── RECORDED DATA ──

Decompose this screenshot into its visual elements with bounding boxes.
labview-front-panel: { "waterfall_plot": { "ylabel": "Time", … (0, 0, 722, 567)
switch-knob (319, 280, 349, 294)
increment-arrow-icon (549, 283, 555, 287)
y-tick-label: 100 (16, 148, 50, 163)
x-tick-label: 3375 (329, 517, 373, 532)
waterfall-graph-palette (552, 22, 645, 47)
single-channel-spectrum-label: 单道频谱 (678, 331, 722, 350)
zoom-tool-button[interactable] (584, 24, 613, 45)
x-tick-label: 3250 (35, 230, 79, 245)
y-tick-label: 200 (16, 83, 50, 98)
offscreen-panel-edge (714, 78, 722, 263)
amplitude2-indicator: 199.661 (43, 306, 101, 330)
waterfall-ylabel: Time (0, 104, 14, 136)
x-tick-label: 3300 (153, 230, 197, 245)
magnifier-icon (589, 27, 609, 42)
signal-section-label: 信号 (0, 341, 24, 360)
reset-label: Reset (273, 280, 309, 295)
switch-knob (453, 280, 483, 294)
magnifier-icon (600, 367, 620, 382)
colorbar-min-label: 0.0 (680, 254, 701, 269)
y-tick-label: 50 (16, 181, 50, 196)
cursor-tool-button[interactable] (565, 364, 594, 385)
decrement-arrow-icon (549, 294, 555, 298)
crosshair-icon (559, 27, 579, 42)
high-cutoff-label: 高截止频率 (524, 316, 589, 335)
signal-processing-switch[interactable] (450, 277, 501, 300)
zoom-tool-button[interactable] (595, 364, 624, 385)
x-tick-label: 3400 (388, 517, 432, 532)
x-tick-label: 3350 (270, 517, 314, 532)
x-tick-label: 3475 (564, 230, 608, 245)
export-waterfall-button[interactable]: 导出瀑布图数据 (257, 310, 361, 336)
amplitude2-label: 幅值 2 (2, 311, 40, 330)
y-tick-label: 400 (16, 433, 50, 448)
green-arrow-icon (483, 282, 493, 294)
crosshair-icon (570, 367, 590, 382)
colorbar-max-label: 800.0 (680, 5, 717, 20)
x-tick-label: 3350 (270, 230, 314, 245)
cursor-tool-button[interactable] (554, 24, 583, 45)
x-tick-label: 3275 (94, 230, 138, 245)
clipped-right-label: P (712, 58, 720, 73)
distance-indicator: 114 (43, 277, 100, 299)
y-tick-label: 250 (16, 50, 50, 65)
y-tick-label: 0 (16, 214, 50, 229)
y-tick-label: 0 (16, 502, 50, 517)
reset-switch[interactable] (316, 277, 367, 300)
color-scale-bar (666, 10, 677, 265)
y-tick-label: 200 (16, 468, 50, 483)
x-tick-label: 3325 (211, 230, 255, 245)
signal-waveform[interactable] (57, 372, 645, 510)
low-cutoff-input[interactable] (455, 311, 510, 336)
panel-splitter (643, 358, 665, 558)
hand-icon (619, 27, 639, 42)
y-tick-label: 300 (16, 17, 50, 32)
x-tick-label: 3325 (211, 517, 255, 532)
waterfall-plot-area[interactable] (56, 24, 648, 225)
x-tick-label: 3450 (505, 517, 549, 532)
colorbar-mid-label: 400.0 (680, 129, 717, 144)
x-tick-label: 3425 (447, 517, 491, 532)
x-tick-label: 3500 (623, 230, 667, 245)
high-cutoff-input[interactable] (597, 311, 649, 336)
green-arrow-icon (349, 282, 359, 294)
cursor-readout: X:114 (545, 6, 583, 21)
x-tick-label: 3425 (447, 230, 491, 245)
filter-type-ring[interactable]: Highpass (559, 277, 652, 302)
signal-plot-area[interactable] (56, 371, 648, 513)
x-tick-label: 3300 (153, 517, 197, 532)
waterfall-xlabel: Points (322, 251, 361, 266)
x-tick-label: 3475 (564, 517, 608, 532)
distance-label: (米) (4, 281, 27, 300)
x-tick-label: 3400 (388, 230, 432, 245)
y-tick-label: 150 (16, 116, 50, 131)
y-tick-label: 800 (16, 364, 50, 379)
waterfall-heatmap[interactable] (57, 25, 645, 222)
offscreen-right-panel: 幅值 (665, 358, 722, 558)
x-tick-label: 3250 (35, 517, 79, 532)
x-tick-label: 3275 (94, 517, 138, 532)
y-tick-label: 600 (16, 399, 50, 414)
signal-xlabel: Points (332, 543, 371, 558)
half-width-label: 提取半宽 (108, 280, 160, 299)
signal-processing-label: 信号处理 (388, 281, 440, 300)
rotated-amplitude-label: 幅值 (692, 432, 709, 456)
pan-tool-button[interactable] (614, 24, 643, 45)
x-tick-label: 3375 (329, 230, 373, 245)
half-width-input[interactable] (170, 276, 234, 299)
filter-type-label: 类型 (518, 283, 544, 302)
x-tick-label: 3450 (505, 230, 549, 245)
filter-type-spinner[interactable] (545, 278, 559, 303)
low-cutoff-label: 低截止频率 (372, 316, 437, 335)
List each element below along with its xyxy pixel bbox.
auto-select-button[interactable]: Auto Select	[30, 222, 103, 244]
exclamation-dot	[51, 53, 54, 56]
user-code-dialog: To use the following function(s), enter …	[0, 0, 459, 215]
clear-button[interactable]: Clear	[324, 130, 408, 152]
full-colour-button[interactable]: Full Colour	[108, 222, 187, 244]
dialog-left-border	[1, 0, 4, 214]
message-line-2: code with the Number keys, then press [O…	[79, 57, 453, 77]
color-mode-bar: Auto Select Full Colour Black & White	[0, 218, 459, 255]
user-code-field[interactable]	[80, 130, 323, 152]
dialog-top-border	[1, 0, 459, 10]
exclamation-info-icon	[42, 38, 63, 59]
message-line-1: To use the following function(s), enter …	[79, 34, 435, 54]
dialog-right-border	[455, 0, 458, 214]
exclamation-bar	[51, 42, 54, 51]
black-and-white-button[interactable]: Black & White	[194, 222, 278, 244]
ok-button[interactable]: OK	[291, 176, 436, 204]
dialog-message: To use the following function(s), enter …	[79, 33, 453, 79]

───

[WHAT YOU NEED TO DO] Put every line of the listing above into a JSON list of strings, one string per line, leaving out any blank lines.

[WRITTEN RESPONSE]
[
  "Decompose this screenshot into its visual elements with bounding boxes.",
  "labview-front-panel: { \"waterfall_plot\": { \"ylabel\": \"Time\", … (0, 0, 722, 567)",
  "switch-knob (319, 280, 349, 294)",
  "increment-arrow-icon (549, 283, 555, 287)",
  "y-tick-label: 100 (16, 148, 50, 163)",
  "x-tick-label: 3375 (329, 517, 373, 532)",
  "waterfall-graph-palette (552, 22, 645, 47)",
  "single-channel-spectrum-label: 单道频谱 (678, 331, 722, 350)",
  "zoom-tool-button[interactable] (584, 24, 613, 45)",
  "x-tick-label: 3250 (35, 230, 79, 245)",
  "y-tick-label: 200 (16, 83, 50, 98)",
  "offscreen-panel-edge (714, 78, 722, 263)",
  "amplitude2-indicator: 199.661 (43, 306, 101, 330)",
  "waterfall-ylabel: Time (0, 104, 14, 136)",
  "x-tick-label: 3300 (153, 230, 197, 245)",
  "magnifier-icon (589, 27, 609, 42)",
  "signal-section-label: 信号 (0, 341, 24, 360)",
  "reset-label: Reset (273, 280, 309, 295)",
  "switch-knob (453, 280, 483, 294)",
  "magnifier-icon (600, 367, 620, 382)",
  "colorbar-min-label: 0.0 (680, 254, 701, 269)",
  "y-tick-label: 50 (16, 181, 50, 196)",
  "cursor-tool-button[interactable] (565, 364, 594, 385)",
  "decrement-arrow-icon (549, 294, 555, 298)",
  "crosshair-icon (559, 27, 579, 42)",
  "high-cutoff-label: 高截止频率 (524, 316, 589, 335)",
  "signal-processing-switch[interactable] (450, 277, 501, 300)",
  "zoom-tool-button[interactable] (595, 364, 624, 385)",
  "x-tick-label: 3400 (388, 517, 432, 532)",
  "x-tick-label: 3350 (270, 517, 314, 532)",
  "x-tick-label: 3475 (564, 230, 608, 245)",
  "export-waterfall-button[interactable]: 导出瀑布图数据 (257, 310, 361, 336)",
  "amplitude2-label: 幅值 2 (2, 311, 40, 330)",
  "y-tick-label: 400 (16, 433, 50, 448)",
  "green-arrow-icon (483, 282, 493, 294)",
  "crosshair-icon (570, 367, 590, 382)",
  "colorbar-max-label: 800.0 (680, 5, 717, 20)",
  "x-tick-label: 3350 (270, 230, 314, 245)",
  "cursor-tool-button[interactable] (554, 24, 583, 45)",
  "x-tick-label: 3275 (94, 230, 138, 245)",
  "clipped-right-label: P (712, 58, 720, 73)",
  "distance-indicator: 114 (43, 277, 100, 299)",
  "y-tick-label: 250 (16, 50, 50, 65)",
  "y-tick-label: 0 (16, 214, 50, 229)",
  "y-tick-label: 0 (16, 502, 50, 517)",
  "reset-switch[interactable] (316, 277, 367, 300)",
  "color-scale-bar (666, 10, 677, 265)",
  "y-tick-label: 200 (16, 468, 50, 483)",
  "x-tick-label: 3325 (211, 230, 255, 245)",
  "signal-waveform[interactable] (57, 372, 645, 510)",
  "low-cutoff-input[interactable] (455, 311, 510, 336)",
  "panel-splitter (643, 358, 665, 558)",
  "hand-icon (619, 27, 639, 42)",
  "y-tick-label: 300 (16, 17, 50, 32)",
  "x-tick-label: 3325 (211, 517, 255, 532)",
  "waterfall-plot-area[interactable] (56, 24, 648, 225)",
  "x-tick-label: 3450 (505, 517, 549, 532)",
  "colorbar-mid-label: 400.0 (680, 129, 717, 144)",
  "x-tick-label: 3425 (447, 517, 491, 532)",
  "x-tick-label: 3500 (623, 230, 667, 245)",
  "high-cutoff-input[interactable] (597, 311, 649, 336)",
  "green-arrow-icon (349, 282, 359, 294)",
  "cursor-readout: X:114 (545, 6, 583, 21)",
  "x-tick-label: 3425 (447, 230, 491, 245)",
  "filter-type-ring[interactable]: Highpass (559, 277, 652, 302)",
  "signal-plot-area[interactable] (56, 371, 648, 513)",
  "x-tick-label: 3300 (153, 517, 197, 532)",
  "waterfall-xlabel: Points (322, 251, 361, 266)",
  "x-tick-label: 3475 (564, 517, 608, 532)",
  "distance-label: (米) (4, 281, 27, 300)",
  "x-tick-label: 3400 (388, 230, 432, 245)",
  "y-tick-label: 150 (16, 116, 50, 131)",
  "y-tick-label: 800 (16, 364, 50, 379)",
  "waterfall-heatmap[interactable] (57, 25, 645, 222)",
  "offscreen-right-panel: 幅值 (665, 358, 722, 558)",
  "x-tick-label: 3250 (35, 517, 79, 532)",
  "x-tick-label: 3275 (94, 517, 138, 532)",
  "y-tick-label: 600 (16, 399, 50, 414)",
  "signal-xlabel: Points (332, 543, 371, 558)",
  "half-width-label: 提取半宽 (108, 280, 160, 299)",
  "signal-processing-label: 信号处理 (388, 281, 440, 300)",
  "rotated-amplitude-label: 幅值 (692, 432, 709, 456)",
  "pan-tool-button[interactable] (614, 24, 643, 45)",
  "x-tick-label: 3375 (329, 230, 373, 245)",
  "half-width-input[interactable] (170, 276, 234, 299)",
  "filter-type-label: 类型 (518, 283, 544, 302)",
  "x-tick-label: 3450 (505, 230, 549, 245)",
  "filter-type-spinner[interactable] (545, 278, 559, 303)",
  "low-cutoff-label: 低截止频率 (372, 316, 437, 335)",
  "List each element below along with its xyxy pixel bbox.",
  "auto-select-button[interactable]: Auto Select\t[30, 222, 103, 244]",
  "exclamation-dot\t[51, 53, 54, 56]",
  "user-code-dialog: To use the following function(s), enter …\t[0, 0, 459, 215]",
  "clear-button[interactable]: Clear\t[324, 130, 408, 152]",
  "full-colour-button[interactable]: Full Colour\t[108, 222, 187, 244]",
  "dialog-left-border\t[1, 0, 4, 214]",
  "message-line-2: code with the Number keys, then press [O…\t[79, 57, 453, 77]",
  "color-mode-bar: Auto Select Full Colour Black & White\t[0, 218, 459, 255]",
  "user-code-field[interactable]\t[80, 130, 323, 152]",
  "dialog-top-border\t[1, 0, 459, 10]",
  "exclamation-info-icon\t[42, 38, 63, 59]",
  "message-line-1: To use the following function(s), enter …\t[79, 34, 435, 54]",
  "dialog-right-border\t[455, 0, 458, 214]",
  "exclamation-bar\t[51, 42, 54, 51]",
  "black-and-white-button[interactable]: Black & White\t[194, 222, 278, 244]",
  "ok-button[interactable]: OK\t[291, 176, 436, 204]",
  "dialog-message: To use the following function(s), enter …\t[79, 33, 453, 79]"
]